-- Data in this exercise follows --
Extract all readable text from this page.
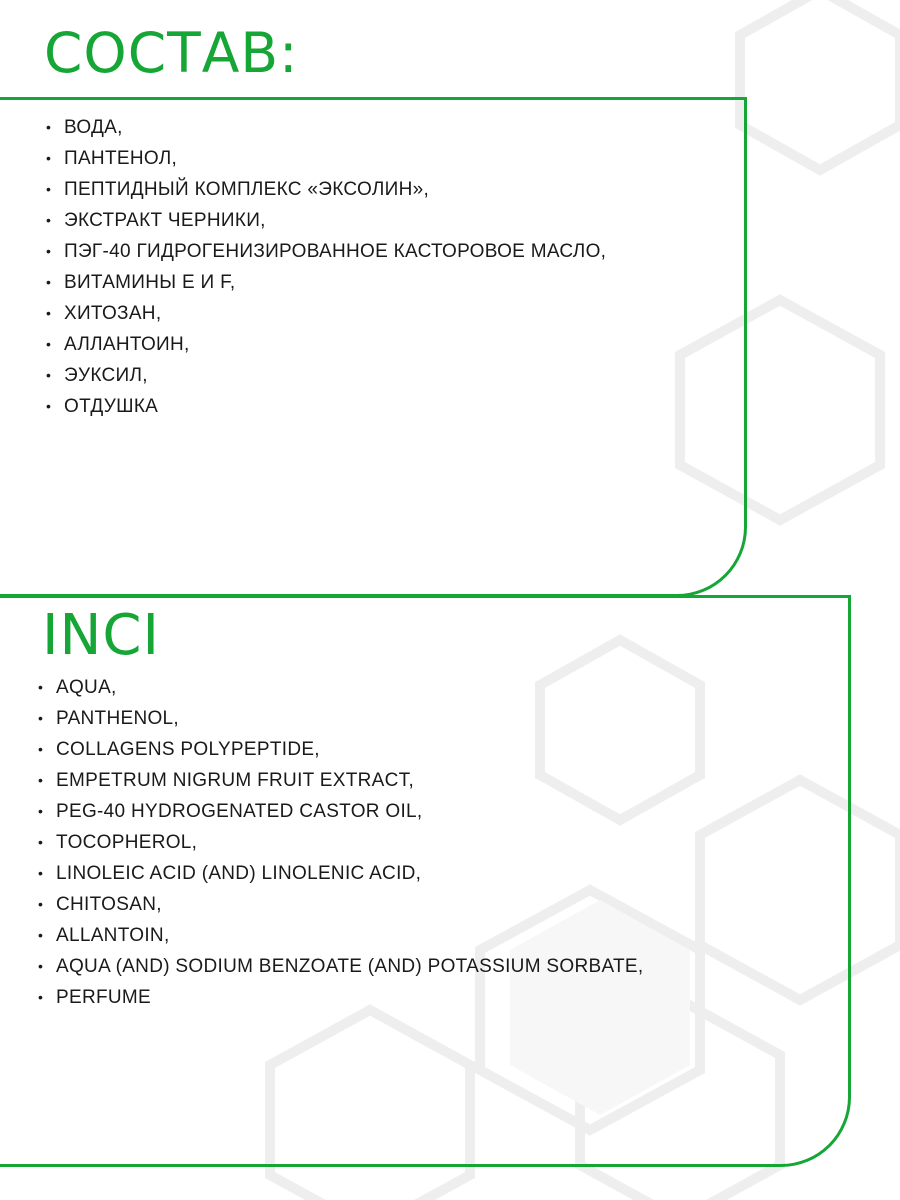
СОСТАВ:
• ВОДА,
• ПАНТЕНОЛ,
• ПЕПТИДНЫЙ КОМПЛЕКС «ЭКСОЛИН»,
• ЭКСТРАКТ ЧЕРНИКИ,
• ПЭГ-40 ГИДРОГЕНИЗИРОВАННОЕ КАСТОРОВОЕ МАСЛО,
• ВИТАМИНЫ Е И F,
• ХИТОЗАН,
• АЛЛАНТОИН,
• ЭУКСИЛ,
• ОТДУШКА
INCI
• AQUA,
• PANTHENOL,
• COLLAGENS POLYPEPTIDE,
• EMPETRUM NIGRUM FRUIT EXTRACT,
• PEG-40 HYDROGENATED CASTOR OIL,
• TOCOPHEROL,
• LINOLEIC ACID (AND) LINOLENIC ACID,
• CHITOSAN,
• ALLANTOIN,
• AQUA (AND) SODIUM BENZOATE (AND) POTASSIUM SORBATE,
• PERFUME
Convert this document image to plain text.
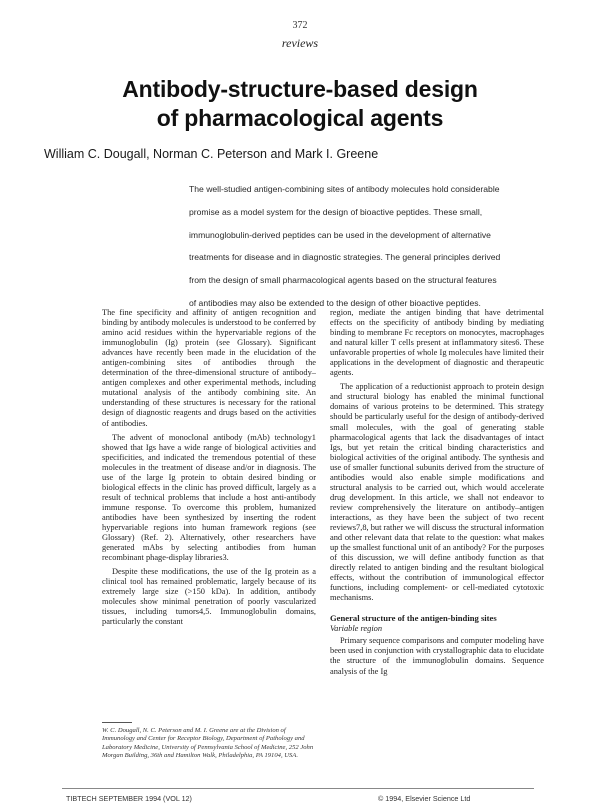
372
reviews
Antibody-structure-based design
of pharmacological agents
William C. Dougall, Norman C. Peterson and Mark I. Greene
The well-studied antigen-combining sites of antibody molecules hold considerable
promise as a model system for the design of bioactive peptides. These small,
immunoglobulin-derived peptides can be used in the development of alternative
treatments for disease and in diagnostic strategies. The general principles derived
from the design of small pharmacological agents based on the structural features
of antibodies may also be extended to the design of other bioactive peptides.

The fine specificity and affinity of antigen recognition and binding by antibody molecules is understood to be conferred by amino acid residues within the hypervariable regions of the immunoglobulin (Ig) protein (see Glossary). Significant advances have recently been made in the elucidation of the antigen-combining sites of antibodies through the determination of the three-dimensional structure of antibody–antigen complexes and other experimental methods, including mutational analysis of the antibody combining site. An understanding of these structures is necessary for the rational design of diagnostic reagents and drugs based on the activities of antibodies.

The advent of monoclonal antibody (mAb) technology1 showed that Igs have a wide range of biological activities and specificities, and indicated the tremendous potential of these molecules in the treatment of disease and/or in diagnosis. The use of the large Ig protein to obtain desired binding or biological effects in the clinic has proved difficult, largely as a result of technical problems that include a host anti-antibody immune response. To overcome this problem, humanized antibodies have been synthesized by inserting the rodent hypervariable regions into human framework regions (see Glossary) (Ref. 2). Alternatively, other researchers have generated mAbs by selecting antibodies from human recombinant phage-display libraries3.

Despite these modifications, the use of the Ig protein as a clinical tool has remained problematic, largely because of its extremely large size (>150 kDa). In addition, antibody molecules show minimal penetration of poorly vascularized tissues, including tumors4,5. Immunoglobulin domains, particularly the constant

W. C. Dougall, N. C. Peterson and M. I. Greene are at the Division of Immunology and Center for Receptor Biology, Department of Pathology and Laboratory Medicine, University of Pennsylvania School of Medicine, 252 John Morgan Building, 36th and Hamilton Walk, Philadelphia, PA 19104, USA.

region, mediate the antigen binding that have detrimental effects on the specificity of antibody binding by mediating binding to membrane Fc receptors on monocytes, macrophages and natural killer T cells present at inflammatory sites6. These unfavorable properties of whole Ig molecules have limited their applications in the development of diagnostic and therapeutic agents.

The application of a reductionist approach to protein design and structural biology has enabled the minimal functional domains of various proteins to be determined. This strategy should be particularly useful for the design of antibody-derived small molecules, with the goal of generating stable pharmacological agents that lack the disadvantages of intact Igs, but yet retain the critical binding characteristics and biological activities of the original antibody. The synthesis and use of smaller functional subunits derived from the structure of antibodies would also enable simple modifications and structural analysis to be carried out, which would accelerate drug development. In this article, we shall not endeavor to review comprehensively the literature on antibody–antigen interactions, as they have been the subject of two recent reviews7,8, but rather we will discuss the structural information and other relevant data that relate to the question: what makes up the smallest functional unit of an antibody? For the purposes of this discussion, we will define antibody function as that directly related to antigen binding and the resultant biological effects, without the contribution of immunological effector functions, including complement- or cell-mediated cytotoxic mechanisms.

General structure of the antigen-binding sites
Variable region

Primary sequence comparisons and computer modeling have been used in conjunction with crystallographic data to elucidate the structure of the immunoglobulin domains. Sequence analysis of the Ig

TIBTECH SEPTEMBER 1994 (VOL 12)	© 1994, Elsevier Science Ltd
-- Data in this exercise concluded --
◆ What this task involves
Check each line of the listing above for the string "combining", then please give the number of lines where it appears and nothing else.

◆ Exercise answer
2